>>>

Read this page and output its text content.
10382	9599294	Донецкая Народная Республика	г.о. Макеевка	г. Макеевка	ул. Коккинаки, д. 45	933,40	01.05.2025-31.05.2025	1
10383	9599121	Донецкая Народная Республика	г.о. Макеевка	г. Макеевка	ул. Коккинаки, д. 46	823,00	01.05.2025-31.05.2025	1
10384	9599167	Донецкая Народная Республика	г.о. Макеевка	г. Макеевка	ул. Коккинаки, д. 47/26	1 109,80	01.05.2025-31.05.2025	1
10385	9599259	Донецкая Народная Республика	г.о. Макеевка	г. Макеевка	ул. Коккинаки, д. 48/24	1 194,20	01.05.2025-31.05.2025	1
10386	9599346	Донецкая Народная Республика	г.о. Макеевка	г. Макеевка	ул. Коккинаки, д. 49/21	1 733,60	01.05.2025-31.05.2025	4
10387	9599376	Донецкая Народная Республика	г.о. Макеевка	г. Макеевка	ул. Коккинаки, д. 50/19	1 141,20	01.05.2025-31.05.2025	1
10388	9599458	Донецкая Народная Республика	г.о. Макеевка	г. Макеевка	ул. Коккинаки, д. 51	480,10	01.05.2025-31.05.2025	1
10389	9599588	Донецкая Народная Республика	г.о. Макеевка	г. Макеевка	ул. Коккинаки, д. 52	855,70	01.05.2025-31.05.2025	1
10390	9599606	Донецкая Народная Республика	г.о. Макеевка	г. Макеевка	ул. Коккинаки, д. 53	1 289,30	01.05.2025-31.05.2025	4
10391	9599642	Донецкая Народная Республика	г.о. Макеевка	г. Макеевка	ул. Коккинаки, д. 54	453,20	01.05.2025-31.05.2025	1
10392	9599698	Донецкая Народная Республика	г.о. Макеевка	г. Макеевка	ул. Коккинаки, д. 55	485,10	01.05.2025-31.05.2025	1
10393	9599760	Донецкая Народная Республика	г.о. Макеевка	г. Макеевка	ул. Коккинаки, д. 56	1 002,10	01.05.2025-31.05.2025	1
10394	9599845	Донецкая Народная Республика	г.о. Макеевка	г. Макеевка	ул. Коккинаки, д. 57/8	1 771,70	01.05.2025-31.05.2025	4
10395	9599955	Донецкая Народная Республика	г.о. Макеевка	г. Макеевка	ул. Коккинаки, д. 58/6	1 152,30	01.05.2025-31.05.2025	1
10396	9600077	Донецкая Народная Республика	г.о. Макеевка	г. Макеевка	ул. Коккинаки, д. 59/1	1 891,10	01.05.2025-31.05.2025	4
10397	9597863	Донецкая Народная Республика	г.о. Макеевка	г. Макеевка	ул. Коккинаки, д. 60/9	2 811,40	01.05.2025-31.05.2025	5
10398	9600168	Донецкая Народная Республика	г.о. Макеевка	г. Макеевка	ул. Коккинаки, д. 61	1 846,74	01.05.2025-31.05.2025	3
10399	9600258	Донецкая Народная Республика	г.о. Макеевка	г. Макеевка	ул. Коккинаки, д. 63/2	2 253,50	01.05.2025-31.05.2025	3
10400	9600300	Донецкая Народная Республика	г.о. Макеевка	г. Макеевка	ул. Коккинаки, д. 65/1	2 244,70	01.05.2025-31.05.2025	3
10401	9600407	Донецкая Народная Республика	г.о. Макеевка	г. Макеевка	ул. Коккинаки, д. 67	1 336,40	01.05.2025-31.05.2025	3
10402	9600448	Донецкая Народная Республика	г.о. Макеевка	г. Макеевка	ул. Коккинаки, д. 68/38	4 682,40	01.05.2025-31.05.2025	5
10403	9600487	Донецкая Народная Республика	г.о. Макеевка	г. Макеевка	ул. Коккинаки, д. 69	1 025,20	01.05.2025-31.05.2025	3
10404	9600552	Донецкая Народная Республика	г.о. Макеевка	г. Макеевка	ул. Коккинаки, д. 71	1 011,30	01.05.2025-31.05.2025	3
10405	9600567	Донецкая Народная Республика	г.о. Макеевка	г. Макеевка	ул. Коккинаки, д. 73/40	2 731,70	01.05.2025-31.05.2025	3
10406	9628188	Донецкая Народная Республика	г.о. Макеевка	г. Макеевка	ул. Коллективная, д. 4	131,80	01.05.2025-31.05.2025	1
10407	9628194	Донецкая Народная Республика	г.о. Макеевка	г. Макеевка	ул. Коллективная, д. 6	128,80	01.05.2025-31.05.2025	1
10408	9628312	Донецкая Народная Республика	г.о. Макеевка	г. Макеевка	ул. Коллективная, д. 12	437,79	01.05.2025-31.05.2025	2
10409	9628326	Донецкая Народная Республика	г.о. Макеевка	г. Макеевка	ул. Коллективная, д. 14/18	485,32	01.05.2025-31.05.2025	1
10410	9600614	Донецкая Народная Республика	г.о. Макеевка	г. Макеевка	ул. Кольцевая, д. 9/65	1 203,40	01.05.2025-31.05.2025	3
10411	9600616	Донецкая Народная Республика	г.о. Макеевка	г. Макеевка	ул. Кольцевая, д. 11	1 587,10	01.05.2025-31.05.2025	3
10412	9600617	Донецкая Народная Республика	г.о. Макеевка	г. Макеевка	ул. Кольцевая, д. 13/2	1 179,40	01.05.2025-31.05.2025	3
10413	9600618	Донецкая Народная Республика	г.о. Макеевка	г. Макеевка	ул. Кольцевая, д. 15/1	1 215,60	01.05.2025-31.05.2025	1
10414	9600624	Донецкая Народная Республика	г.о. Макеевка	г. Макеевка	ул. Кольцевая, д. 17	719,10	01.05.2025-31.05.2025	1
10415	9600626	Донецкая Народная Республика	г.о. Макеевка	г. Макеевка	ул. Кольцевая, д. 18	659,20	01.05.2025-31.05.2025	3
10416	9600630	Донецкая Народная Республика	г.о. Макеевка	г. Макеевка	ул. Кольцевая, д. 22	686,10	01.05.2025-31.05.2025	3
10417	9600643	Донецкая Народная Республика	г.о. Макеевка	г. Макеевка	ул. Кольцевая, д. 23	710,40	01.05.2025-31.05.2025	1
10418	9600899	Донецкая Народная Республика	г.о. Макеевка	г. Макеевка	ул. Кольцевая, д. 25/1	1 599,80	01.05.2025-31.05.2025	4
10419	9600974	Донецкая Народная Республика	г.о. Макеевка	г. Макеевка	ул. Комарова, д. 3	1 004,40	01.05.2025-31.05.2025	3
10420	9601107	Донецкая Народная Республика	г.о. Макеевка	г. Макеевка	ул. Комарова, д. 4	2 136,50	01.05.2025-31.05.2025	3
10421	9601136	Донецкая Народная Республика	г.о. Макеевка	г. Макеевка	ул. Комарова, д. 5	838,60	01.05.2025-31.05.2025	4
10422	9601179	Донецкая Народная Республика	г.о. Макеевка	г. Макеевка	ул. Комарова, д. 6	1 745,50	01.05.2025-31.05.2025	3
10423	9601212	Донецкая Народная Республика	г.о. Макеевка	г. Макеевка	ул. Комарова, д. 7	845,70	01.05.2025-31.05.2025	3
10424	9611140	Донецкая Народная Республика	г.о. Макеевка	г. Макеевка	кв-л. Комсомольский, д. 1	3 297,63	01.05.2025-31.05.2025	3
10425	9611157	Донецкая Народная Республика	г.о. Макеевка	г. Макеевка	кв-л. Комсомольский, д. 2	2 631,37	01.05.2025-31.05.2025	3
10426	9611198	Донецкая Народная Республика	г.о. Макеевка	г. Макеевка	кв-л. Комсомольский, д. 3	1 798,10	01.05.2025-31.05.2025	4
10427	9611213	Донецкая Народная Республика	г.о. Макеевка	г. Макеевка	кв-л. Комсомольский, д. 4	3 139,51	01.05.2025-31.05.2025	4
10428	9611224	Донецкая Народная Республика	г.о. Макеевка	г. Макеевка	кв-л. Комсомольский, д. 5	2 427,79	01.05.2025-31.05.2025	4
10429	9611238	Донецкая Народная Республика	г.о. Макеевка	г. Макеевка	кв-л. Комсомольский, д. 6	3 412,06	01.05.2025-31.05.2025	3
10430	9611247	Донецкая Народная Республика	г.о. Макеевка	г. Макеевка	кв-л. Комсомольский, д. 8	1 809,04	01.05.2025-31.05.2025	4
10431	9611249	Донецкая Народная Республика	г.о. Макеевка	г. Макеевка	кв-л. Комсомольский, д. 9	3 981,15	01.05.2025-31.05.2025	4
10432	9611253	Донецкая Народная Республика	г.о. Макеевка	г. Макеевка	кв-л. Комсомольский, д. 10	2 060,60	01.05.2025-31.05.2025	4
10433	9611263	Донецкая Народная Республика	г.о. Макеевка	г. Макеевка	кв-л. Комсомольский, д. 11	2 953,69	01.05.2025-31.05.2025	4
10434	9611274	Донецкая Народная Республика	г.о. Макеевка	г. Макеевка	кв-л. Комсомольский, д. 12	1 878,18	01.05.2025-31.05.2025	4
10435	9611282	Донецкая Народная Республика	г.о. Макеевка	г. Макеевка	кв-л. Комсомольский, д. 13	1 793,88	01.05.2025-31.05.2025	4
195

<<<
>>>

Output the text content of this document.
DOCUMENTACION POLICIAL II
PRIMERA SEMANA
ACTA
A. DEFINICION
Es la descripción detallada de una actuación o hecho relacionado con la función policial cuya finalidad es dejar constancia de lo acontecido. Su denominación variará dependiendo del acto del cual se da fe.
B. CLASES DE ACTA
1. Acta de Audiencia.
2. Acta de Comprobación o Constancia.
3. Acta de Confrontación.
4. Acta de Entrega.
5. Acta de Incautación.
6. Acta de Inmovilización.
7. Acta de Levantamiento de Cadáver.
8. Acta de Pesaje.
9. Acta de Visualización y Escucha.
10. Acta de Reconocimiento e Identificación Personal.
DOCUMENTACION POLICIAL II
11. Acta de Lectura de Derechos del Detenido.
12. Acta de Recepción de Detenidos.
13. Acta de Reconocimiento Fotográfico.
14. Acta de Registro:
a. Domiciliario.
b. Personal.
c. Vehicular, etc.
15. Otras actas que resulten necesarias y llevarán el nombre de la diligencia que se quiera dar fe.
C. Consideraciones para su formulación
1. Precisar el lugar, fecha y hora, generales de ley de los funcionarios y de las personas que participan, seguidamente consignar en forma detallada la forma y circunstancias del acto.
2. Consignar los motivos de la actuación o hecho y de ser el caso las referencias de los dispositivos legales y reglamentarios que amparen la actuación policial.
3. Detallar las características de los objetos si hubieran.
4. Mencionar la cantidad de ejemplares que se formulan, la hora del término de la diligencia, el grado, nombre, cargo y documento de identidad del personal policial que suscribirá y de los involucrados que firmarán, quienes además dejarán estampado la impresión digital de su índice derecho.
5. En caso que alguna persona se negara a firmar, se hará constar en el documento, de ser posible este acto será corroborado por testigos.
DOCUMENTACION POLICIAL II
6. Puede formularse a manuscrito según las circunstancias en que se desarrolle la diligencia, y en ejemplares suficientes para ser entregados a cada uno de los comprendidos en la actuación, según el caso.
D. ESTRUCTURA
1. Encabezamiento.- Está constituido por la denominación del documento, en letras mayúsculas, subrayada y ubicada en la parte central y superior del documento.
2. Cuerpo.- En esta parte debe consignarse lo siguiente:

<<<

— YOUR TASK —
Identify the lines that hold the word "ejemplares". Copy every one of them.

— EXERCISE RESPONSE —
4. Mencionar la cantidad de ejemplares que se formulan, la hora del término de la diligencia, el grado, nombre, cargo y documento de identidad del personal policial que suscribirá y de los involucrados que firmarán, quienes además dejarán estampado la impresión digital de su índice derecho.
6. Puede formularse a manuscrito según las circunstancias en que se desarrolle la diligencia, y en ejemplares suficientes para ser entregados a cada uno de los comprendidos en la actuación, según el caso.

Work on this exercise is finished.